Requirements:
What follows is a set of records; restate each one word for word and drop the pictures.

++++ Rows ++++

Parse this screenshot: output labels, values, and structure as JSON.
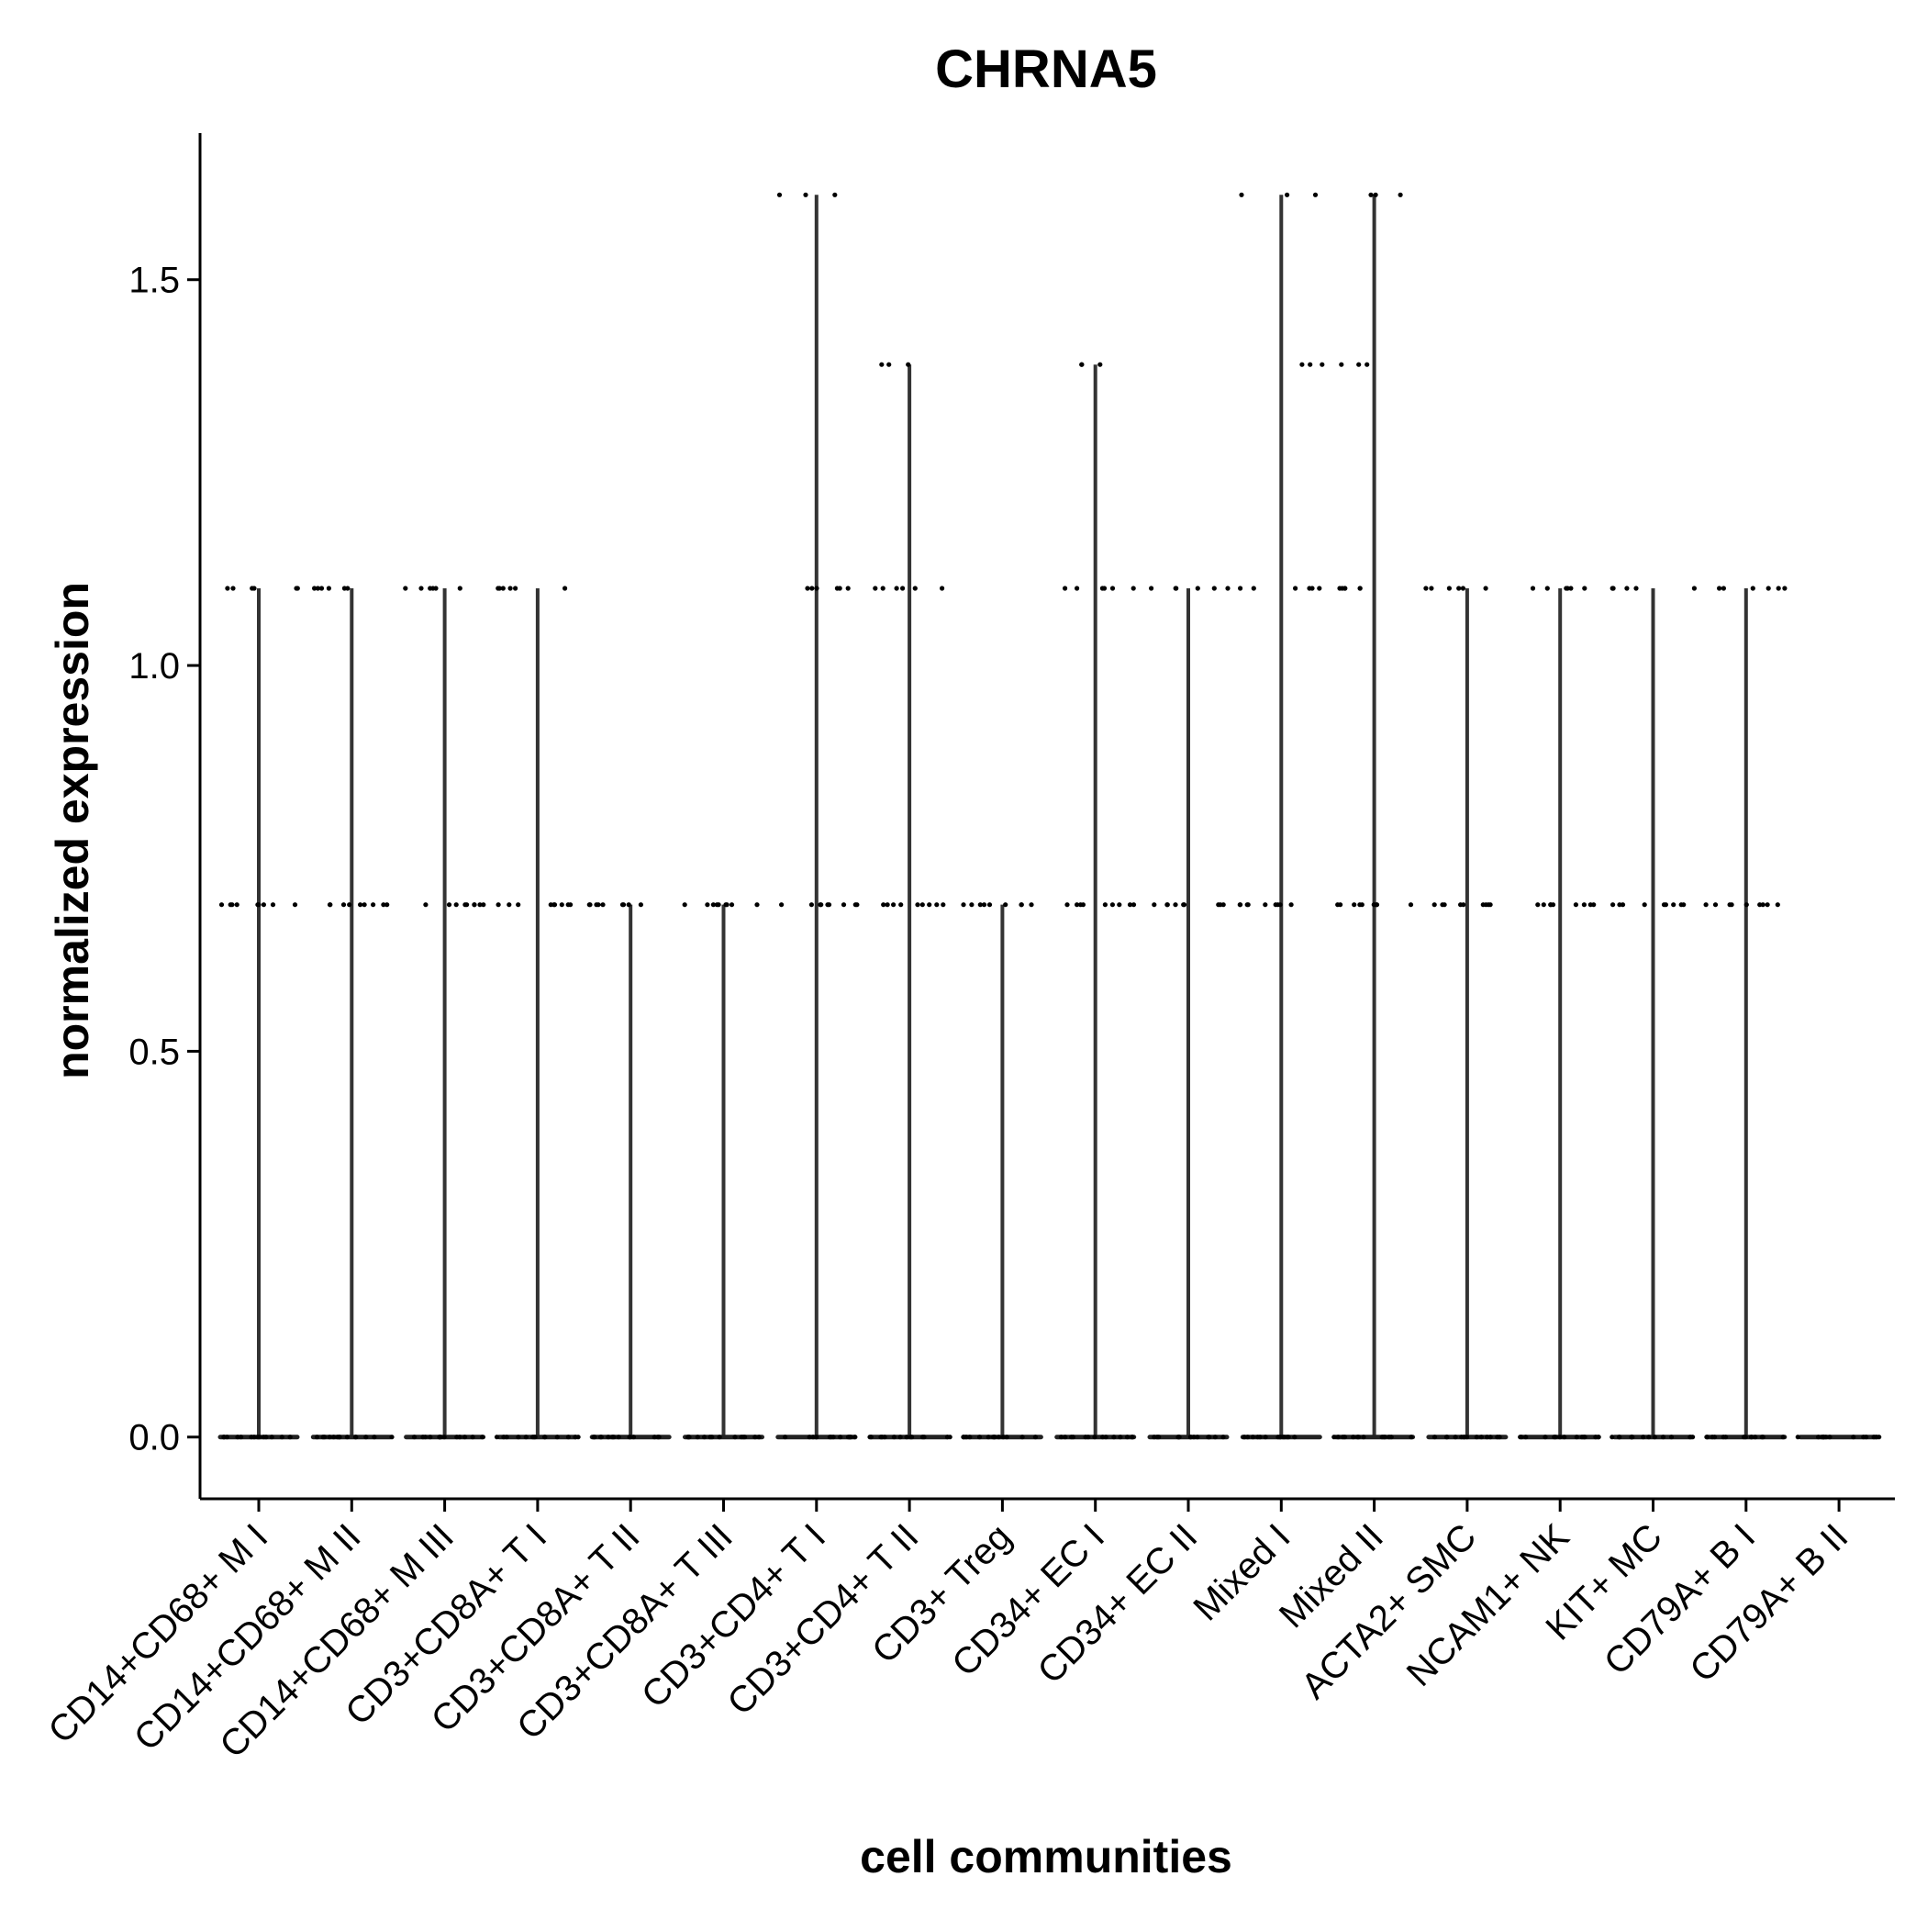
{
  "chart_data": {
    "type": "violin",
    "title": "CHRNA5",
    "xlabel": "cell communities",
    "ylabel": "normalized expression",
    "ylim": [
      -0.08,
      1.69
    ],
    "yticks": [
      "0.0",
      "0.5",
      "1.0",
      "1.5"
    ],
    "categories": [
      "CD14+CD68+ M I",
      "CD14+CD68+ M II",
      "CD14+CD68+ M III",
      "CD3+CD8A+ T I",
      "CD3+CD8A+ T II",
      "CD3+CD8A+ T III",
      "CD3+CD4+ T I",
      "CD3+CD4+ T II",
      "CD3+ Treg",
      "CD34+ EC I",
      "CD34+ EC II",
      "Mixed I",
      "Mixed II",
      "ACTA2+ SMC",
      "NCAM1+ NK",
      "KIT+ MC",
      "CD79A+ B I",
      "CD79A+ B II"
    ],
    "max_expression": [
      1.1,
      1.1,
      1.1,
      1.1,
      0.69,
      0.69,
      1.61,
      1.39,
      0.69,
      1.39,
      1.1,
      1.61,
      1.61,
      1.1,
      1.1,
      1.1,
      1.1,
      0.0
    ],
    "expression_levels": [
      [
        0.0,
        0.69,
        1.1
      ],
      [
        0.0,
        0.69,
        1.1
      ],
      [
        0.0,
        0.69,
        1.1
      ],
      [
        0.0,
        0.69,
        1.1
      ],
      [
        0.0,
        0.69
      ],
      [
        0.0,
        0.69
      ],
      [
        0.0,
        0.69,
        1.1,
        1.61
      ],
      [
        0.0,
        0.69,
        1.1,
        1.39
      ],
      [
        0.0,
        0.69
      ],
      [
        0.0,
        0.69,
        1.1,
        1.39
      ],
      [
        0.0,
        0.69,
        1.1
      ],
      [
        0.0,
        0.69,
        1.1,
        1.39,
        1.61
      ],
      [
        0.0,
        0.69,
        1.1,
        1.39,
        1.61
      ],
      [
        0.0,
        0.69,
        1.1
      ],
      [
        0.0,
        0.69,
        1.1
      ],
      [
        0.0,
        0.69,
        1.1
      ],
      [
        0.0,
        0.69,
        1.1
      ],
      [
        0.0
      ]
    ],
    "grid": false,
    "legend": "none"
  }
}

++++

Response to the exercise:
Parse this screenshot: output labels, values, and structure as JSON.
{
  "chart_data": {
    "type": "violin",
    "title": "CHRNA5",
    "xlabel": "cell communities",
    "ylabel": "normalized expression",
    "ylim": [
      -0.08,
      1.69
    ],
    "yticks": [
      "0.0",
      "0.5",
      "1.0",
      "1.5"
    ],
    "categories": [
      "CD14+CD68+ M I",
      "CD14+CD68+ M II",
      "CD14+CD68+ M III",
      "CD3+CD8A+ T I",
      "CD3+CD8A+ T II",
      "CD3+CD8A+ T III",
      "CD3+CD4+ T I",
      "CD3+CD4+ T II",
      "CD3+ Treg",
      "CD34+ EC I",
      "CD34+ EC II",
      "Mixed I",
      "Mixed II",
      "ACTA2+ SMC",
      "NCAM1+ NK",
      "KIT+ MC",
      "CD79A+ B I",
      "CD79A+ B II"
    ],
    "max_expression": [
      1.1,
      1.1,
      1.1,
      1.1,
      0.69,
      0.69,
      1.61,
      1.39,
      0.69,
      1.39,
      1.1,
      1.61,
      1.61,
      1.1,
      1.1,
      1.1,
      1.1,
      0.0
    ],
    "expression_levels": [
      [
        0.0,
        0.69,
        1.1
      ],
      [
        0.0,
        0.69,
        1.1
      ],
      [
        0.0,
        0.69,
        1.1
      ],
      [
        0.0,
        0.69,
        1.1
      ],
      [
        0.0,
        0.69
      ],
      [
        0.0,
        0.69
      ],
      [
        0.0,
        0.69,
        1.1,
        1.61
      ],
      [
        0.0,
        0.69,
        1.1,
        1.39
      ],
      [
        0.0,
        0.69
      ],
      [
        0.0,
        0.69,
        1.1,
        1.39
      ],
      [
        0.0,
        0.69,
        1.1
      ],
      [
        0.0,
        0.69,
        1.1,
        1.39,
        1.61
      ],
      [
        0.0,
        0.69,
        1.1,
        1.39,
        1.61
      ],
      [
        0.0,
        0.69,
        1.1
      ],
      [
        0.0,
        0.69,
        1.1
      ],
      [
        0.0,
        0.69,
        1.1
      ],
      [
        0.0,
        0.69,
        1.1
      ],
      [
        0.0
      ]
    ],
    "grid": false,
    "legend": "none"
  }
}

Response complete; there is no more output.